**TASK REQUIREMENTS**
Go through the entries and transcribe each one exactly, dropping the pictures.
.....
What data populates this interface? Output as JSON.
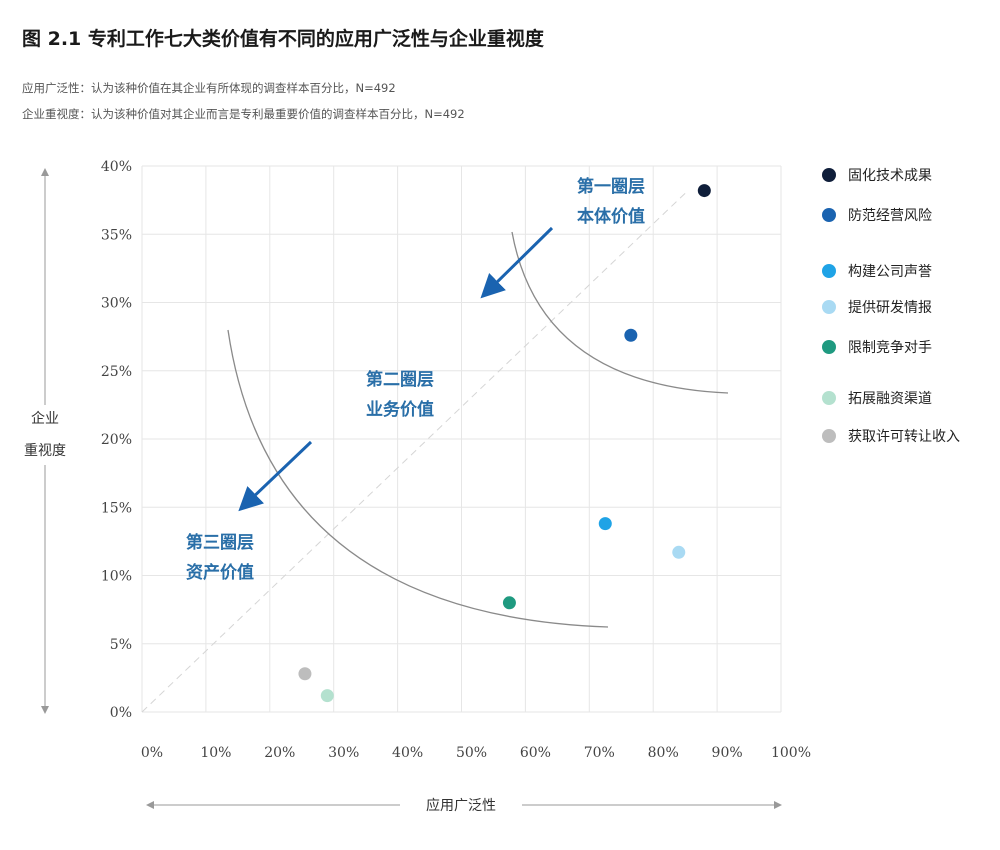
{
  "page": {
    "title": "图 2.1 专利工作七大类价值有不同的应用广泛性与企业重视度",
    "subtitle_1": "应用广泛性：认为该种价值在其企业有所体现的调查样本百分比，N=492",
    "subtitle_2": "企业重视度：认为该种价值对其企业而言是专利最重要价值的调查样本百分比，N=492"
  },
  "chart_data": {
    "type": "scatter",
    "xlabel": "应用广泛性",
    "ylabel_line1": "企业",
    "ylabel_line2": "重视度",
    "xlim": [
      0,
      100
    ],
    "ylim": [
      0,
      40
    ],
    "x_ticks": [
      "0%",
      "10%",
      "20%",
      "30%",
      "40%",
      "50%",
      "60%",
      "70%",
      "80%",
      "90%",
      "100%"
    ],
    "y_ticks": [
      "0%",
      "5%",
      "10%",
      "15%",
      "20%",
      "25%",
      "30%",
      "35%",
      "40%"
    ],
    "grid": true,
    "legend_position": "right",
    "series": [
      {
        "name": "固化技术成果",
        "x": 88,
        "y": 38.2,
        "color": "#0f1e3a"
      },
      {
        "name": "防范经营风险",
        "x": 76.5,
        "y": 27.6,
        "color": "#1a63b0"
      },
      {
        "name": "构建公司声誉",
        "x": 72.5,
        "y": 13.8,
        "color": "#1fa3e6"
      },
      {
        "name": "提供研发情报",
        "x": 84,
        "y": 11.7,
        "color": "#a9daf3"
      },
      {
        "name": "限制竞争对手",
        "x": 57.5,
        "y": 8.0,
        "color": "#1f9a80"
      },
      {
        "name": "拓展融资渠道",
        "x": 29,
        "y": 1.2,
        "color": "#b4e1cf"
      },
      {
        "name": "获取许可转让收入",
        "x": 25.5,
        "y": 2.8,
        "color": "#bdbdbd"
      }
    ],
    "annotations": [
      {
        "line1": "第一圈层",
        "line2": "本体价值"
      },
      {
        "line1": "第二圈层",
        "line2": "业务价值"
      },
      {
        "line1": "第三圈层",
        "line2": "资产价值"
      }
    ]
  }
}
.....
**REPLY TO THE TASK**
What data populates this interface? Output as JSON.
{
  "page": {
    "title": "图 2.1 专利工作七大类价值有不同的应用广泛性与企业重视度",
    "subtitle_1": "应用广泛性：认为该种价值在其企业有所体现的调查样本百分比，N=492",
    "subtitle_2": "企业重视度：认为该种价值对其企业而言是专利最重要价值的调查样本百分比，N=492"
  },
  "chart_data": {
    "type": "scatter",
    "xlabel": "应用广泛性",
    "ylabel_line1": "企业",
    "ylabel_line2": "重视度",
    "xlim": [
      0,
      100
    ],
    "ylim": [
      0,
      40
    ],
    "x_ticks": [
      "0%",
      "10%",
      "20%",
      "30%",
      "40%",
      "50%",
      "60%",
      "70%",
      "80%",
      "90%",
      "100%"
    ],
    "y_ticks": [
      "0%",
      "5%",
      "10%",
      "15%",
      "20%",
      "25%",
      "30%",
      "35%",
      "40%"
    ],
    "grid": true,
    "legend_position": "right",
    "series": [
      {
        "name": "固化技术成果",
        "x": 88,
        "y": 38.2,
        "color": "#0f1e3a"
      },
      {
        "name": "防范经营风险",
        "x": 76.5,
        "y": 27.6,
        "color": "#1a63b0"
      },
      {
        "name": "构建公司声誉",
        "x": 72.5,
        "y": 13.8,
        "color": "#1fa3e6"
      },
      {
        "name": "提供研发情报",
        "x": 84,
        "y": 11.7,
        "color": "#a9daf3"
      },
      {
        "name": "限制竞争对手",
        "x": 57.5,
        "y": 8.0,
        "color": "#1f9a80"
      },
      {
        "name": "拓展融资渠道",
        "x": 29,
        "y": 1.2,
        "color": "#b4e1cf"
      },
      {
        "name": "获取许可转让收入",
        "x": 25.5,
        "y": 2.8,
        "color": "#bdbdbd"
      }
    ],
    "annotations": [
      {
        "line1": "第一圈层",
        "line2": "本体价值"
      },
      {
        "line1": "第二圈层",
        "line2": "业务价值"
      },
      {
        "line1": "第三圈层",
        "line2": "资产价值"
      }
    ]
  }
}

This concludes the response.